**Problem details:**
Write every entry out again exactly, please, and skip the pictures.

(Collected data entries)
───
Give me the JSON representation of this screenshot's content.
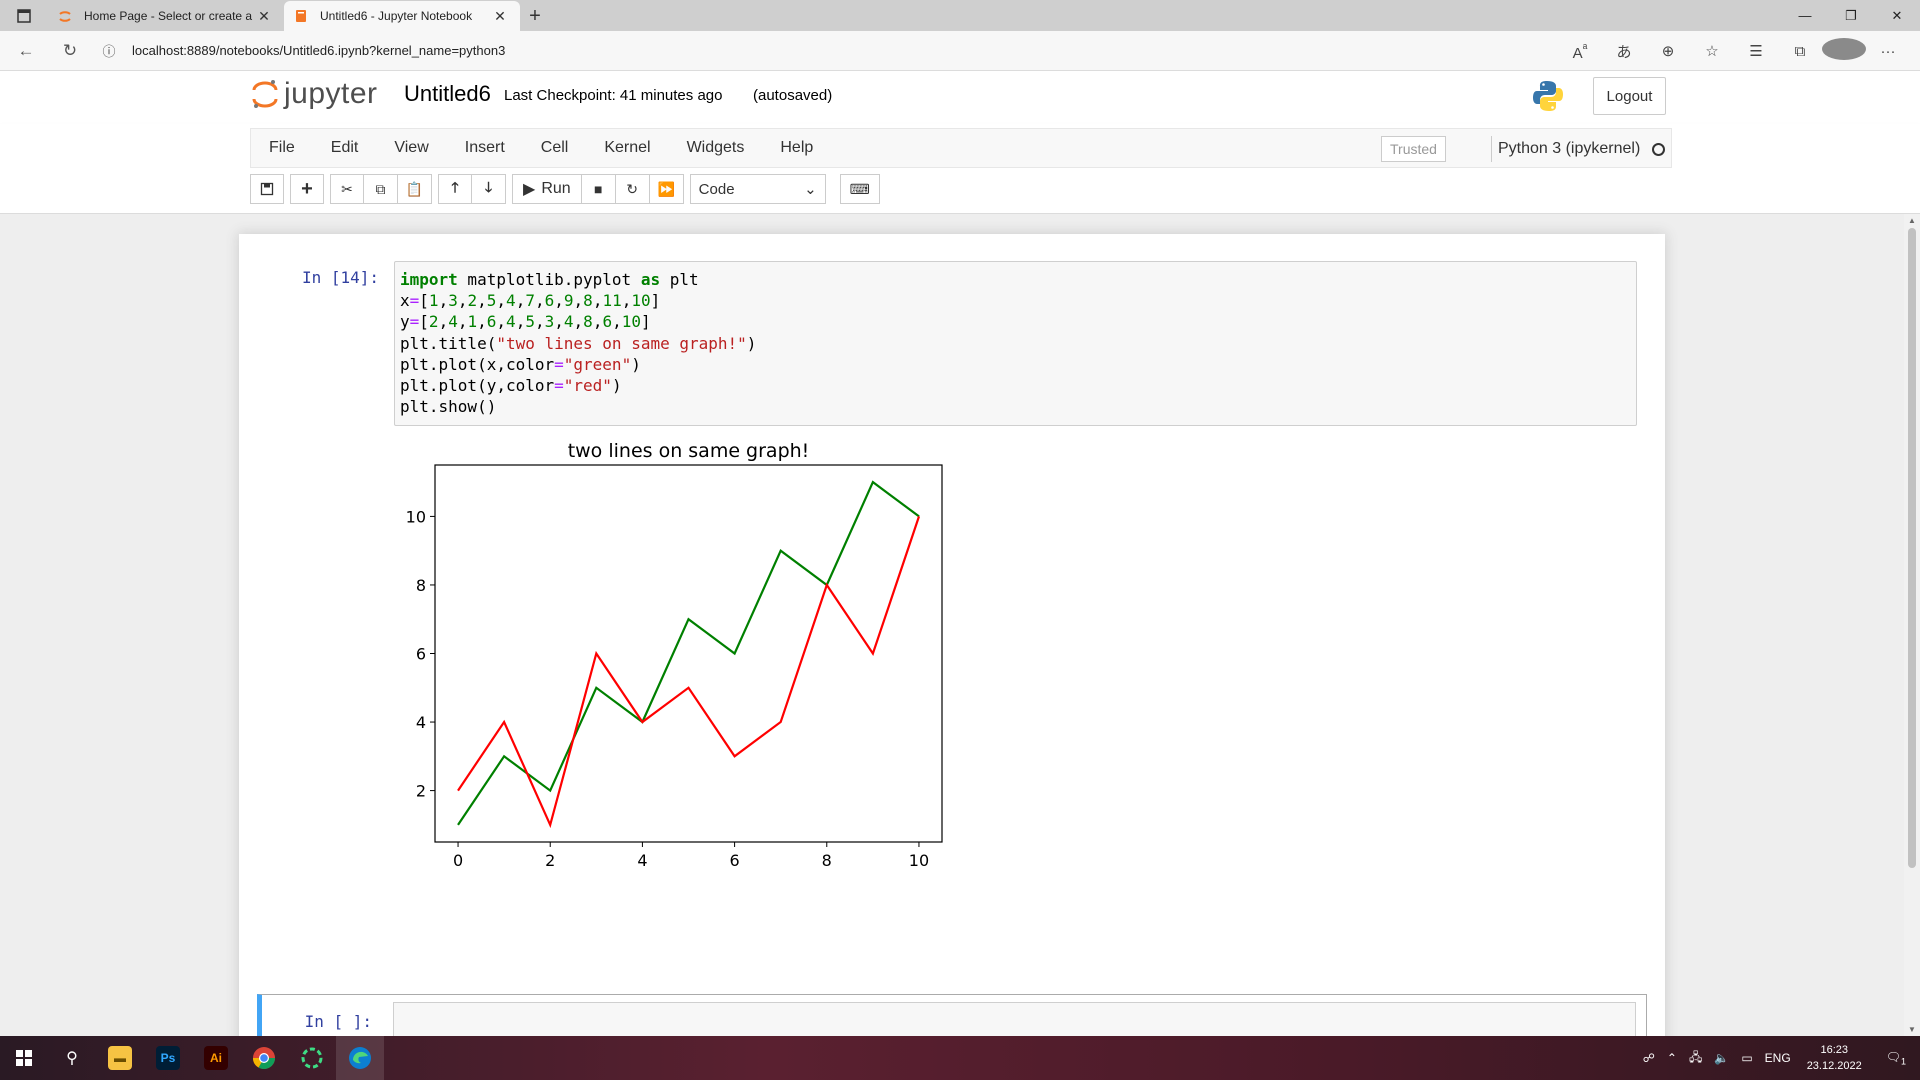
{
  "browser": {
    "tabs": [
      {
        "title": "Home Page - Select or create a n",
        "active": false
      },
      {
        "title": "Untitled6 - Jupyter Notebook",
        "active": true
      }
    ],
    "url": "localhost:8889/notebooks/Untitled6.ipynb?kernel_name=python3"
  },
  "header": {
    "logo_text": "jupyter",
    "notebook_name": "Untitled6",
    "checkpoint": "Last Checkpoint: 41 minutes ago",
    "autosave": "(autosaved)",
    "logout_label": "Logout"
  },
  "menubar": {
    "items": [
      "File",
      "Edit",
      "View",
      "Insert",
      "Cell",
      "Kernel",
      "Widgets",
      "Help"
    ],
    "trusted": "Trusted",
    "kernel": "Python 3 (ipykernel)"
  },
  "toolbar": {
    "run_label": "Run",
    "cell_type": "Code"
  },
  "cells": [
    {
      "prompt": "In [14]:",
      "code_lines": [
        "import matplotlib.pyplot as plt",
        "x=[1,3,2,5,4,7,6,9,8,11,10]",
        "y=[2,4,1,6,4,5,3,4,8,6,10]",
        "plt.title(\"two lines on same graph!\")",
        "plt.plot(x,color=\"green\")",
        "plt.plot(y,color=\"red\")",
        "plt.show()"
      ]
    },
    {
      "prompt": "In [ ]:",
      "code_lines": []
    }
  ],
  "chart_data": {
    "type": "line",
    "title": "two lines on same graph!",
    "xlabel": "",
    "ylabel": "",
    "x": [
      0,
      1,
      2,
      3,
      4,
      5,
      6,
      7,
      8,
      9,
      10
    ],
    "series": [
      {
        "color": "#008000",
        "values": [
          1,
          3,
          2,
          5,
          4,
          7,
          6,
          9,
          8,
          11,
          10
        ]
      },
      {
        "color": "#ff0000",
        "values": [
          2,
          4,
          1,
          6,
          4,
          5,
          3,
          4,
          8,
          6,
          10
        ]
      }
    ],
    "xlim": [
      -0.5,
      10.5
    ],
    "ylim": [
      0.5,
      11.5
    ],
    "xticks": [
      0,
      2,
      4,
      6,
      8,
      10
    ],
    "yticks": [
      2,
      4,
      6,
      8,
      10
    ],
    "grid": false
  },
  "taskbar": {
    "lang": "ENG",
    "time": "16:23",
    "date": "23.12.2022",
    "notifications": "1"
  }
}
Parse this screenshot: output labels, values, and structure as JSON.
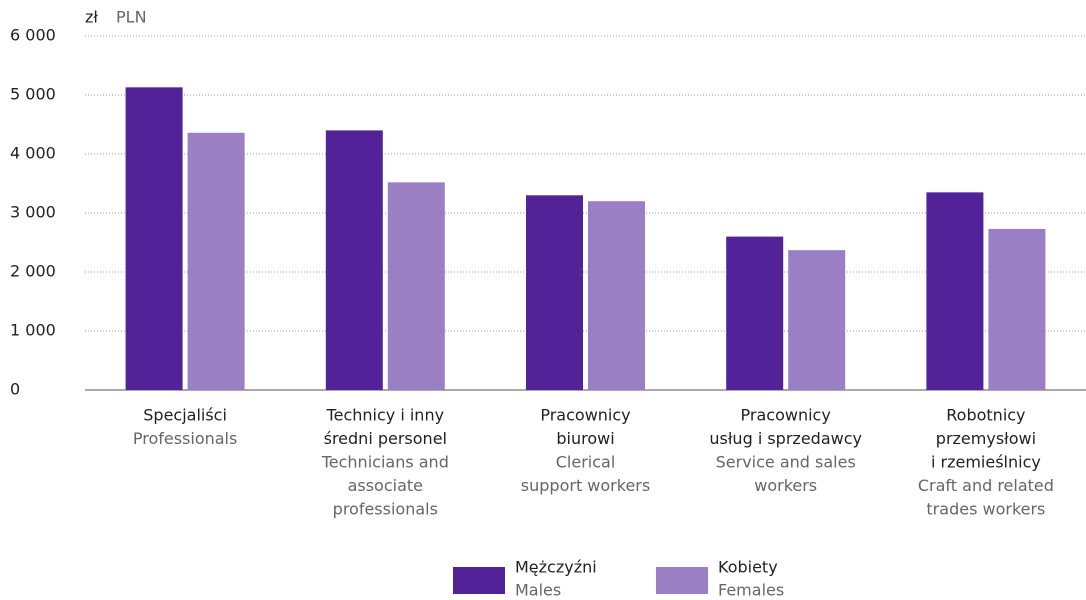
{
  "chart_data": {
    "type": "bar",
    "y_unit": {
      "pl": "zł",
      "en": "PLN"
    },
    "categories": [
      {
        "pl": [
          "Specjaliści"
        ],
        "en": [
          "Professionals"
        ]
      },
      {
        "pl": [
          "Technicy i inny",
          "średni personel"
        ],
        "en": [
          "Technicians and",
          "associate",
          "professionals"
        ]
      },
      {
        "pl": [
          "Pracownicy",
          "biurowi"
        ],
        "en": [
          "Clerical",
          "support workers"
        ]
      },
      {
        "pl": [
          "Pracownicy",
          "usług i sprzedawcy"
        ],
        "en": [
          "Service and sales",
          "workers"
        ]
      },
      {
        "pl": [
          "Robotnicy",
          "przemysłowi",
          "i rzemieślnicy"
        ],
        "en": [
          "Craft and related",
          "trades workers"
        ]
      }
    ],
    "series": [
      {
        "name": "Mężczyźni",
        "name_en": "Males",
        "color": "#522398",
        "values": [
          5130,
          4400,
          3300,
          2600,
          3350
        ]
      },
      {
        "name": "Kobiety",
        "name_en": "Females",
        "color": "#9b7fc4",
        "values": [
          4360,
          3520,
          3200,
          2370,
          2730
        ]
      }
    ],
    "ylim": [
      0,
      6000
    ],
    "yticks": [
      0,
      {
        "value": 1000,
        "label": "1 000"
      },
      {
        "value": 2000,
        "label": "2 000"
      },
      {
        "value": 3000,
        "label": "3 000"
      },
      {
        "value": 4000,
        "label": "4 000"
      },
      {
        "value": 5000,
        "label": "5 000"
      },
      {
        "value": 6000,
        "label": "6 000"
      }
    ],
    "grid": true
  }
}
───
**Task answer:**
Give me the JSON representation of this screenshot's content.
{
  "browser": {
    "tabs": [
      {
        "title": "Home Page - Select or create a n",
        "active": false
      },
      {
        "title": "Untitled6 - Jupyter Notebook",
        "active": true
      }
    ],
    "url": "localhost:8889/notebooks/Untitled6.ipynb?kernel_name=python3"
  },
  "header": {
    "logo_text": "jupyter",
    "notebook_name": "Untitled6",
    "checkpoint": "Last Checkpoint: 41 minutes ago",
    "autosave": "(autosaved)",
    "logout_label": "Logout"
  },
  "menubar": {
    "items": [
      "File",
      "Edit",
      "View",
      "Insert",
      "Cell",
      "Kernel",
      "Widgets",
      "Help"
    ],
    "trusted": "Trusted",
    "kernel": "Python 3 (ipykernel)"
  },
  "toolbar": {
    "run_label": "Run",
    "cell_type": "Code"
  },
  "cells": [
    {
      "prompt": "In [14]:",
      "code_lines": [
        "import matplotlib.pyplot as plt",
        "x=[1,3,2,5,4,7,6,9,8,11,10]",
        "y=[2,4,1,6,4,5,3,4,8,6,10]",
        "plt.title(\"two lines on same graph!\")",
        "plt.plot(x,color=\"green\")",
        "plt.plot(y,color=\"red\")",
        "plt.show()"
      ]
    },
    {
      "prompt": "In [ ]:",
      "code_lines": []
    }
  ],
  "chart_data": {
    "type": "line",
    "title": "two lines on same graph!",
    "xlabel": "",
    "ylabel": "",
    "x": [
      0,
      1,
      2,
      3,
      4,
      5,
      6,
      7,
      8,
      9,
      10
    ],
    "series": [
      {
        "color": "#008000",
        "values": [
          1,
          3,
          2,
          5,
          4,
          7,
          6,
          9,
          8,
          11,
          10
        ]
      },
      {
        "color": "#ff0000",
        "values": [
          2,
          4,
          1,
          6,
          4,
          5,
          3,
          4,
          8,
          6,
          10
        ]
      }
    ],
    "xlim": [
      -0.5,
      10.5
    ],
    "ylim": [
      0.5,
      11.5
    ],
    "xticks": [
      0,
      2,
      4,
      6,
      8,
      10
    ],
    "yticks": [
      2,
      4,
      6,
      8,
      10
    ],
    "grid": false
  },
  "taskbar": {
    "lang": "ENG",
    "time": "16:23",
    "date": "23.12.2022",
    "notifications": "1"
  }
}
Parse this screenshot: output labels, values, and structure as JSON.
{
  "chart_data": {
    "type": "bar",
    "y_unit": {
      "pl": "zł",
      "en": "PLN"
    },
    "categories": [
      {
        "pl": [
          "Specjaliści"
        ],
        "en": [
          "Professionals"
        ]
      },
      {
        "pl": [
          "Technicy i inny",
          "średni personel"
        ],
        "en": [
          "Technicians and",
          "associate",
          "professionals"
        ]
      },
      {
        "pl": [
          "Pracownicy",
          "biurowi"
        ],
        "en": [
          "Clerical",
          "support workers"
        ]
      },
      {
        "pl": [
          "Pracownicy",
          "usług i sprzedawcy"
        ],
        "en": [
          "Service and sales",
          "workers"
        ]
      },
      {
        "pl": [
          "Robotnicy",
          "przemysłowi",
          "i rzemieślnicy"
        ],
        "en": [
          "Craft and related",
          "trades workers"
        ]
      }
    ],
    "series": [
      {
        "name": "Mężczyźni",
        "name_en": "Males",
        "color": "#522398",
        "values": [
          5130,
          4400,
          3300,
          2600,
          3350
        ]
      },
      {
        "name": "Kobiety",
        "name_en": "Females",
        "color": "#9b7fc4",
        "values": [
          4360,
          3520,
          3200,
          2370,
          2730
        ]
      }
    ],
    "ylim": [
      0,
      6000
    ],
    "yticks": [
      0,
      {
        "value": 1000,
        "label": "1 000"
      },
      {
        "value": 2000,
        "label": "2 000"
      },
      {
        "value": 3000,
        "label": "3 000"
      },
      {
        "value": 4000,
        "label": "4 000"
      },
      {
        "value": 5000,
        "label": "5 000"
      },
      {
        "value": 6000,
        "label": "6 000"
      }
    ],
    "grid": true
  }
}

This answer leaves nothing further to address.